__GIVEN REQUEST__
State how many lines include "title", giving the number by itself.

__RECORDS PROVIDED__
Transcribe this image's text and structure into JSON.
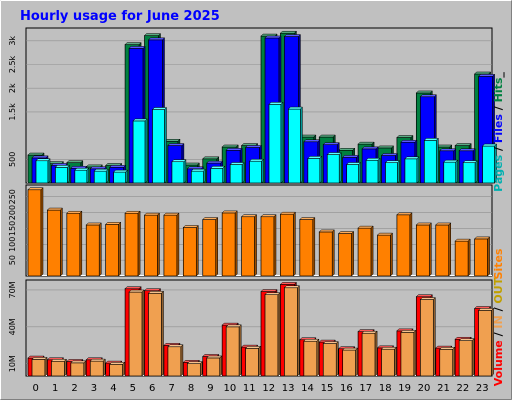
{
  "title": "Hourly usage for June 2025",
  "colors": {
    "background": "#c0c0c0",
    "title": "#0000ff",
    "hits": "#008040",
    "files": "#0000ff",
    "pages": "#00ffff",
    "sites": "#ff8000",
    "volume": "#ff0000",
    "in_out": "#f0a050"
  },
  "chart_data": [
    {
      "type": "bar",
      "title": "Hourly usage for June 2025",
      "panel": "hits-files-pages",
      "categories": [
        "0",
        "1",
        "2",
        "3",
        "4",
        "5",
        "6",
        "7",
        "8",
        "9",
        "10",
        "11",
        "12",
        "13",
        "14",
        "15",
        "16",
        "17",
        "18",
        "19",
        "20",
        "21",
        "22",
        "23"
      ],
      "series": [
        {
          "name": "Hits",
          "values": [
            590,
            410,
            430,
            340,
            370,
            2920,
            3110,
            880,
            380,
            510,
            760,
            790,
            3100,
            3160,
            970,
            970,
            690,
            820,
            740,
            960,
            1900,
            760,
            790,
            2300
          ]
        },
        {
          "name": "Files",
          "values": [
            530,
            370,
            310,
            300,
            330,
            2840,
            3020,
            790,
            300,
            420,
            690,
            750,
            3060,
            3090,
            870,
            810,
            540,
            720,
            580,
            860,
            1820,
            680,
            680,
            2250
          ]
        },
        {
          "name": "Pages",
          "values": [
            470,
            330,
            270,
            250,
            230,
            1310,
            1550,
            450,
            250,
            310,
            390,
            460,
            1660,
            1560,
            520,
            600,
            390,
            480,
            430,
            510,
            900,
            440,
            430,
            780
          ]
        }
      ],
      "ylabel": "Pages / Files / Hits",
      "ytick_labels": [
        "500",
        "1.5k",
        "2k",
        "2.5k",
        "3k"
      ],
      "ytick_values": [
        500,
        1500,
        2000,
        2500,
        3000
      ],
      "ylim": [
        0,
        3270
      ]
    },
    {
      "type": "bar",
      "panel": "sites",
      "categories": [
        "0",
        "1",
        "2",
        "3",
        "4",
        "5",
        "6",
        "7",
        "8",
        "9",
        "10",
        "11",
        "12",
        "13",
        "14",
        "15",
        "16",
        "17",
        "18",
        "19",
        "20",
        "21",
        "22",
        "23"
      ],
      "series": [
        {
          "name": "Sites",
          "values": [
            272,
            208,
            198,
            161,
            163,
            198,
            192,
            192,
            153,
            178,
            199,
            187,
            187,
            195,
            178,
            139,
            134,
            151,
            129,
            193,
            161,
            161,
            110,
            117
          ]
        }
      ],
      "ylabel": "Sites",
      "ytick_labels": [
        "50",
        "100",
        "150",
        "200",
        "250"
      ],
      "ytick_values": [
        50,
        100,
        150,
        200,
        250
      ],
      "ylim": [
        0,
        287
      ]
    },
    {
      "type": "bar",
      "panel": "volume",
      "categories": [
        "0",
        "1",
        "2",
        "3",
        "4",
        "5",
        "6",
        "7",
        "8",
        "9",
        "10",
        "11",
        "12",
        "13",
        "14",
        "15",
        "16",
        "17",
        "18",
        "19",
        "20",
        "21",
        "22",
        "23"
      ],
      "series": [
        {
          "name": "Volume",
          "values": [
            14.6,
            13.2,
            11.8,
            13.2,
            10.5,
            71.0,
            69.4,
            24.9,
            11.1,
            15.9,
            41.4,
            23.5,
            68.7,
            74.5,
            29.5,
            27.6,
            22.2,
            36.1,
            22.9,
            36.7,
            64.5,
            22.7,
            29.9,
            54.9
          ]
        },
        {
          "name": "IN",
          "values": [
            13.5,
            12.0,
            10.7,
            12.1,
            9.5,
            68.3,
            67.3,
            23.8,
            10.1,
            14.7,
            40.0,
            22.5,
            66.2,
            71.8,
            28.3,
            26.4,
            21.1,
            34.8,
            21.8,
            35.5,
            62.2,
            21.7,
            28.8,
            53.4
          ]
        }
      ],
      "ylabel": "Volume / IN / OUT",
      "ytick_labels": [
        "10M",
        "40M",
        "70M"
      ],
      "ytick_values": [
        10,
        40,
        70
      ],
      "ylim": [
        0,
        78.1
      ]
    }
  ],
  "right_labels": {
    "top": [
      {
        "text": "Pages",
        "color": "#00b0b0"
      },
      {
        "text": " / ",
        "color": "#000000"
      },
      {
        "text": "Files",
        "color": "#0000ff"
      },
      {
        "text": " / ",
        "color": "#000000"
      },
      {
        "text": "Hits",
        "color": "#008040"
      },
      {
        "text": "_",
        "color": "#000000"
      }
    ],
    "mid": [
      {
        "text": "Sites",
        "color": "#ff8000"
      }
    ],
    "bot": [
      {
        "text": "Volume",
        "color": "#ff0000"
      },
      {
        "text": " / ",
        "color": "#000000"
      },
      {
        "text": "IN",
        "color": "#f0a050"
      },
      {
        "text": " / ",
        "color": "#000000"
      },
      {
        "text": "OUT",
        "color": "#c0a000"
      }
    ]
  }
}
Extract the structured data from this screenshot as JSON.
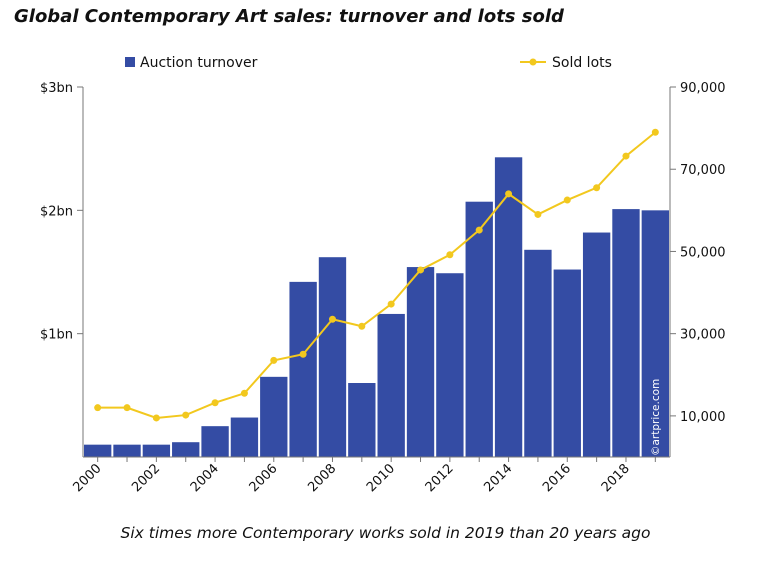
{
  "header": {
    "title": "Global Contemporary Art sales: turnover and lots sold"
  },
  "footer": {
    "caption": "Six times more Contemporary works sold in 2019 than 20 years ago"
  },
  "credit": "©artprice.com",
  "chart_data": {
    "type": "bar",
    "categories": [
      "2000",
      "2001",
      "2002",
      "2003",
      "2004",
      "2005",
      "2006",
      "2007",
      "2008",
      "2009",
      "2010",
      "2011",
      "2012",
      "2013",
      "2014",
      "2015",
      "2016",
      "2017",
      "2018",
      "2019"
    ],
    "x_tick_labels": [
      "2000",
      "2002",
      "2004",
      "2006",
      "2008",
      "2010",
      "2012",
      "2014",
      "2016",
      "2018"
    ],
    "series": [
      {
        "name": "Auction turnover",
        "type": "bar",
        "axis": "left",
        "color": "#344ca4",
        "values": [
          0.1,
          0.1,
          0.1,
          0.12,
          0.25,
          0.32,
          0.65,
          1.42,
          1.62,
          0.6,
          1.16,
          1.54,
          1.49,
          2.07,
          2.43,
          1.68,
          1.52,
          1.82,
          2.01,
          2.0
        ]
      },
      {
        "name": "Sold lots",
        "type": "line",
        "axis": "right",
        "color": "#f2c81e",
        "values": [
          12000,
          12000,
          9500,
          10200,
          13200,
          15500,
          23500,
          25000,
          33500,
          31800,
          37200,
          45500,
          49200,
          55200,
          64000,
          59000,
          62500,
          65500,
          73200,
          79000
        ]
      }
    ],
    "y_left": {
      "ticks": [
        "$1bn",
        "$2bn",
        "$3bn"
      ],
      "tick_values": [
        1,
        2,
        3
      ],
      "range": [
        0,
        3
      ]
    },
    "y_right": {
      "ticks": [
        "10,000",
        "30,000",
        "50,000",
        "70,000",
        "90,000"
      ],
      "tick_values": [
        10000,
        30000,
        50000,
        70000,
        90000
      ],
      "range": [
        0,
        90000
      ]
    },
    "legend": {
      "placement": "top"
    },
    "grid": false
  }
}
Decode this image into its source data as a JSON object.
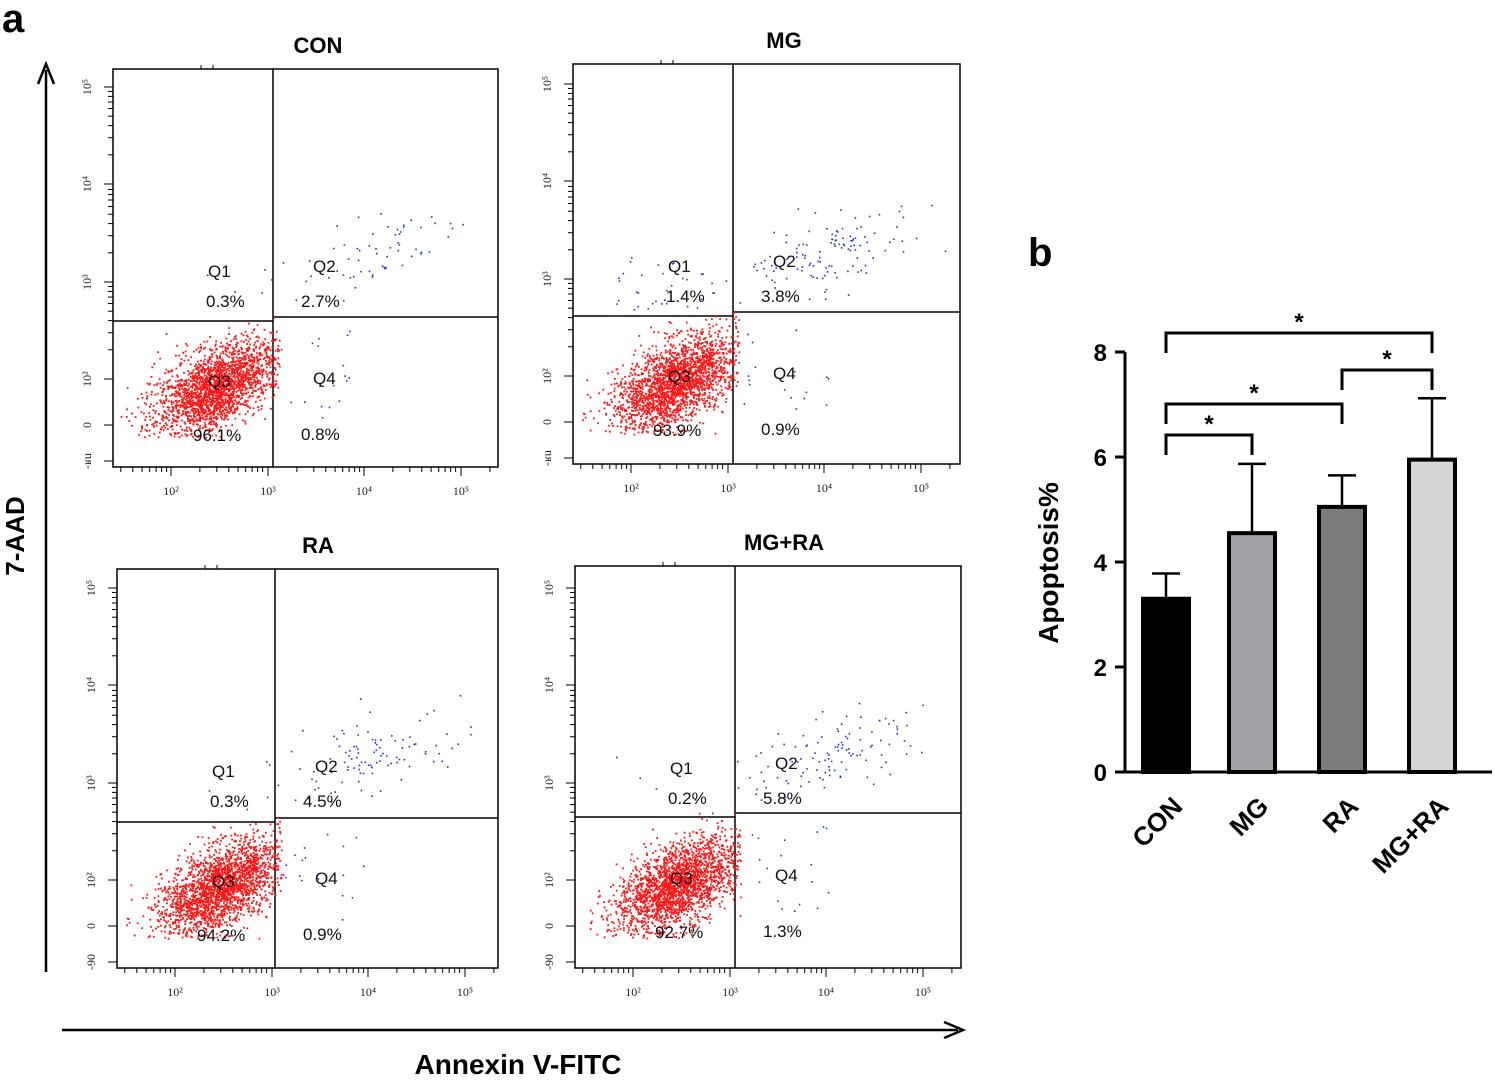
{
  "figure": {
    "panel_a_label": "a",
    "panel_b_label": "b",
    "x_axis_label": "Annexin V-FITC",
    "y_axis_label": "7-AAD"
  },
  "chart_data": [
    {
      "type": "scatter",
      "title": "CON",
      "xlabel": "Annexin V-FITC",
      "ylabel": "7-AAD",
      "x_ticks": [
        "10²",
        "10³",
        "10⁴",
        "10⁵"
      ],
      "y_ticks": [
        "-ʁu",
        "0",
        "10²",
        "10³",
        "10⁴",
        "10⁵"
      ],
      "quadrants": [
        {
          "name": "Q1",
          "percent": "0.3%"
        },
        {
          "name": "Q2",
          "percent": "2.7%"
        },
        {
          "name": "Q3",
          "percent": "96.1%"
        },
        {
          "name": "Q4",
          "percent": "0.8%"
        }
      ]
    },
    {
      "type": "scatter",
      "title": "MG",
      "xlabel": "Annexin V-FITC",
      "ylabel": "7-AAD",
      "x_ticks": [
        "10²",
        "10³",
        "10⁴",
        "10⁵"
      ],
      "y_ticks": [
        "-ʁu",
        "0",
        "10²",
        "10³",
        "10⁴",
        "10⁵"
      ],
      "quadrants": [
        {
          "name": "Q1",
          "percent": "1.4%"
        },
        {
          "name": "Q2",
          "percent": "3.8%"
        },
        {
          "name": "Q3",
          "percent": "93.9%"
        },
        {
          "name": "Q4",
          "percent": "0.9%"
        }
      ]
    },
    {
      "type": "scatter",
      "title": "RA",
      "xlabel": "Annexin V-FITC",
      "ylabel": "7-AAD",
      "x_ticks": [
        "10²",
        "10³",
        "10⁴",
        "10⁵"
      ],
      "y_ticks": [
        "-90",
        "0",
        "10²",
        "10³",
        "10⁴",
        "10⁵"
      ],
      "quadrants": [
        {
          "name": "Q1",
          "percent": "0.3%"
        },
        {
          "name": "Q2",
          "percent": "4.5%"
        },
        {
          "name": "Q3",
          "percent": "94.2%"
        },
        {
          "name": "Q4",
          "percent": "0.9%"
        }
      ]
    },
    {
      "type": "scatter",
      "title": "MG+RA",
      "xlabel": "Annexin V-FITC",
      "ylabel": "7-AAD",
      "x_ticks": [
        "10²",
        "10³",
        "10⁴",
        "10⁵"
      ],
      "y_ticks": [
        "-90",
        "0",
        "10²",
        "10³",
        "10⁴",
        "10⁵"
      ],
      "quadrants": [
        {
          "name": "Q1",
          "percent": "0.2%"
        },
        {
          "name": "Q2",
          "percent": "5.8%"
        },
        {
          "name": "Q3",
          "percent": "92.7%"
        },
        {
          "name": "Q4",
          "percent": "1.3%"
        }
      ]
    },
    {
      "type": "bar",
      "title": "",
      "xlabel": "",
      "ylabel": "Apoptosis%",
      "ylim": [
        0,
        8
      ],
      "y_ticks": [
        0,
        2,
        4,
        6,
        8
      ],
      "categories": [
        "CON",
        "MG",
        "RA",
        "MG+RA"
      ],
      "values": [
        3.3,
        4.55,
        5.05,
        5.95
      ],
      "errors": [
        0.48,
        1.32,
        0.6,
        1.17
      ],
      "colors": [
        "#000000",
        "#a0a0a6",
        "#7b7b7b",
        "#d6d6d6"
      ],
      "significance": [
        {
          "from": "CON",
          "to": "MG",
          "label": "*"
        },
        {
          "from": "CON",
          "to": "RA",
          "label": "*"
        },
        {
          "from": "RA",
          "to": "MG+RA",
          "label": "*"
        },
        {
          "from": "CON",
          "to": "MG+RA",
          "label": "*"
        }
      ]
    }
  ],
  "colors": {
    "live_cells": "#ff1414",
    "apoptotic_cells": "#1e32dc",
    "axis": "#000000"
  }
}
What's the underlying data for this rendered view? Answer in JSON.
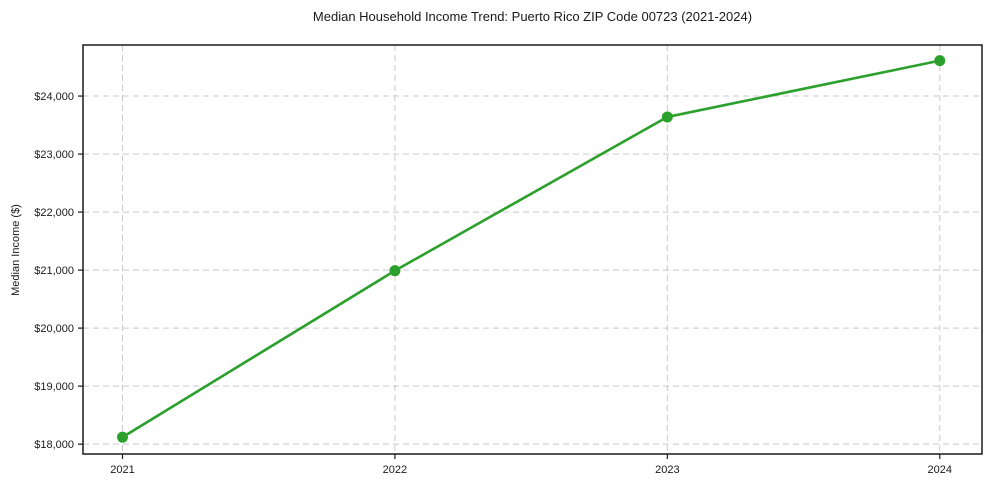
{
  "chart_data": {
    "type": "line",
    "title": "Median Household Income Trend: Puerto Rico ZIP Code 00723 (2021-2024)",
    "xlabel": "",
    "ylabel": "Median Income ($)",
    "x": [
      2021,
      2022,
      2023,
      2024
    ],
    "x_tick_labels": [
      "2021",
      "2022",
      "2023",
      "2024"
    ],
    "series": [
      {
        "name": "Median Household Income",
        "values": [
          18120,
          20990,
          23640,
          24610
        ],
        "color": "#2ca02c",
        "marker": "circle"
      }
    ],
    "y_ticks": [
      18000,
      19000,
      20000,
      21000,
      22000,
      23000,
      24000
    ],
    "y_tick_labels": [
      "$18,000",
      "$19,000",
      "$20,000",
      "$21,000",
      "$22,000",
      "$23,000",
      "$24,000"
    ],
    "xlim": [
      2020.855,
      2024.155
    ],
    "ylim": [
      17830,
      24880
    ],
    "grid": true,
    "grid_style": "dashed",
    "legend": "none",
    "colors": {
      "line": "#2ca02c",
      "grid": "#c9c9c9",
      "axis": "#1a1a1a",
      "text": "#1a1a1a",
      "background": "#ffffff"
    }
  }
}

__EXERCISE ANSWER__
10